What the task asks
Check each line of the material below for "access", then copy the ones that contain it.
= = = = =
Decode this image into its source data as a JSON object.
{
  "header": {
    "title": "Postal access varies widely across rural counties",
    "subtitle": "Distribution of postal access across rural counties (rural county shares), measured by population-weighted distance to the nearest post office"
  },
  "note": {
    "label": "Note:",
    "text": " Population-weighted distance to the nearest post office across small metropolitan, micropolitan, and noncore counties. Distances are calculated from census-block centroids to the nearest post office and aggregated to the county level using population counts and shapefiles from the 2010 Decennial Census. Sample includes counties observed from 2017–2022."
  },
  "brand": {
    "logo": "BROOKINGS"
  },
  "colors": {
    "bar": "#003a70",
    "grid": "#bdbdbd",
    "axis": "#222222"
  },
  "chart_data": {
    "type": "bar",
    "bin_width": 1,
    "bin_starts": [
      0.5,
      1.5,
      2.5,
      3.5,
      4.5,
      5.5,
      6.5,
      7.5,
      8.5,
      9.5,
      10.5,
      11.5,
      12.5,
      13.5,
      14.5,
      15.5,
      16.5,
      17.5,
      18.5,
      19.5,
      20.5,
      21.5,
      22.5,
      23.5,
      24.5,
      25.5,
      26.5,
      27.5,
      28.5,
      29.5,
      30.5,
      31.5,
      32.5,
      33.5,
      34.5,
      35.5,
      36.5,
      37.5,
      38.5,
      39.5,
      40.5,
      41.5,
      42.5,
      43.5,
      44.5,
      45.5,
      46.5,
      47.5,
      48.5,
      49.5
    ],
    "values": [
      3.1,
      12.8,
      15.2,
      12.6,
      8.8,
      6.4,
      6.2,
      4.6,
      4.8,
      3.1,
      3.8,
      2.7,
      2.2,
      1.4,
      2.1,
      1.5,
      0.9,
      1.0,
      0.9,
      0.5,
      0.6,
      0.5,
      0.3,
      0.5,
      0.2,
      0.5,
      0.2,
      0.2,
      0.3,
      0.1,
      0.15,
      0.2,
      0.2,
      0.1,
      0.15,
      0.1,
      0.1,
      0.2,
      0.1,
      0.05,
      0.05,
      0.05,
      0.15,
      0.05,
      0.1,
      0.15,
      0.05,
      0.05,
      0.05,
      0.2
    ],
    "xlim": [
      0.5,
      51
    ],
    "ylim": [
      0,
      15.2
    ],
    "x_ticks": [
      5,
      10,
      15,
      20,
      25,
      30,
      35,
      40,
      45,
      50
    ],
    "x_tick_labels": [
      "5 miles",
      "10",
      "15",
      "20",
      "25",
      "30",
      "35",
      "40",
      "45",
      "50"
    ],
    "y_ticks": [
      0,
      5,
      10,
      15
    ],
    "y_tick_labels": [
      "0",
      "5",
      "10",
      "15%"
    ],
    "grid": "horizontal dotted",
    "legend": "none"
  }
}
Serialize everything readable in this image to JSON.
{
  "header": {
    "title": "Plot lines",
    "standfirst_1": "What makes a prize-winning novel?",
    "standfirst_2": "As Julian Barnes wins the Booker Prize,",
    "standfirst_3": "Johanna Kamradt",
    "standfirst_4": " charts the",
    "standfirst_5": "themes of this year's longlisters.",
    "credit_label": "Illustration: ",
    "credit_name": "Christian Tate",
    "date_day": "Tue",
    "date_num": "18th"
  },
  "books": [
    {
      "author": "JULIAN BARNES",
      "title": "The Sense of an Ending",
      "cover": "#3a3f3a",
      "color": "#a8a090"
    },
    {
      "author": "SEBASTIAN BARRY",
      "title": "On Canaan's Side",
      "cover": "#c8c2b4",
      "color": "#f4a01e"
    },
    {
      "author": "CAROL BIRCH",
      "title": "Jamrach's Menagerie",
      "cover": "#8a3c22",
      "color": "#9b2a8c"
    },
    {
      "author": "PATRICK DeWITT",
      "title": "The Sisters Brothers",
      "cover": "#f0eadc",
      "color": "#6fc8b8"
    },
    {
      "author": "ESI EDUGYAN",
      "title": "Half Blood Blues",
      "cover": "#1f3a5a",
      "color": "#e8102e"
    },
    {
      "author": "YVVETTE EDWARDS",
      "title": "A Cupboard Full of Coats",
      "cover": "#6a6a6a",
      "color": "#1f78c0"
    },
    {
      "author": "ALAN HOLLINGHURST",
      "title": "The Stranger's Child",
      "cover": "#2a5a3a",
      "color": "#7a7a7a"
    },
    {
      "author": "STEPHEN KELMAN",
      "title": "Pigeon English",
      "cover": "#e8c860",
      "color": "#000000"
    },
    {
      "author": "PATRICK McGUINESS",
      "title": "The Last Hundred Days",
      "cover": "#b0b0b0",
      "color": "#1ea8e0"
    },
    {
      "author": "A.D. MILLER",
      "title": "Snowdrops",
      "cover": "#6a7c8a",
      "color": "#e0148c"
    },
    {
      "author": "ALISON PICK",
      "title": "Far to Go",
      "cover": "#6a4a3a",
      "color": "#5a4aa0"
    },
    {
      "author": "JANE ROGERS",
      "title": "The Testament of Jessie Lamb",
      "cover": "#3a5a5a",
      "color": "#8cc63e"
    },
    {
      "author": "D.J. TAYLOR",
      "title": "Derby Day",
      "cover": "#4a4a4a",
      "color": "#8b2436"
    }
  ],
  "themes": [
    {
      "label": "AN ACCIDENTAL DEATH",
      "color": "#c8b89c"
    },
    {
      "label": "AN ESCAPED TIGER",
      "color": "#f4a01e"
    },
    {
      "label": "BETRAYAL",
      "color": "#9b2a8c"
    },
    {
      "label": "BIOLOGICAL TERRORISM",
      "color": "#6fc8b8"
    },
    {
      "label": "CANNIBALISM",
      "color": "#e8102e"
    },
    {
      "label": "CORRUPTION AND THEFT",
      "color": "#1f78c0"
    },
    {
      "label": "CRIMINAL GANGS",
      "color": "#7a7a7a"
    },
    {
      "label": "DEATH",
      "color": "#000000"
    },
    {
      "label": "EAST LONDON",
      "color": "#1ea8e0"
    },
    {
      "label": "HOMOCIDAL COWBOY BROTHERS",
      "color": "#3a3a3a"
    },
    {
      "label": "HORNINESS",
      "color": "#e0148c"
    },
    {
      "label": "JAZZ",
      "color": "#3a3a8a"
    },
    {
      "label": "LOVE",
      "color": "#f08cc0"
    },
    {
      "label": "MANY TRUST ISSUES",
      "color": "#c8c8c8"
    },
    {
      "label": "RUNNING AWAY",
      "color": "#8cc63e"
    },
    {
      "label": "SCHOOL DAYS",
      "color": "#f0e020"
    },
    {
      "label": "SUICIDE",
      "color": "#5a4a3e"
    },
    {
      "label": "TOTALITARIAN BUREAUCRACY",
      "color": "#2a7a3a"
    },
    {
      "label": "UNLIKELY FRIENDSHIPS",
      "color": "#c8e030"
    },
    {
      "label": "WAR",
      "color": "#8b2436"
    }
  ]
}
= = = = =
Task solution
    "title": "Postal access varies widely across rural counties",
    "subtitle": "Distribution of postal access across rural counties (rural county shares), measured by population-weighted distance to the nearest post office"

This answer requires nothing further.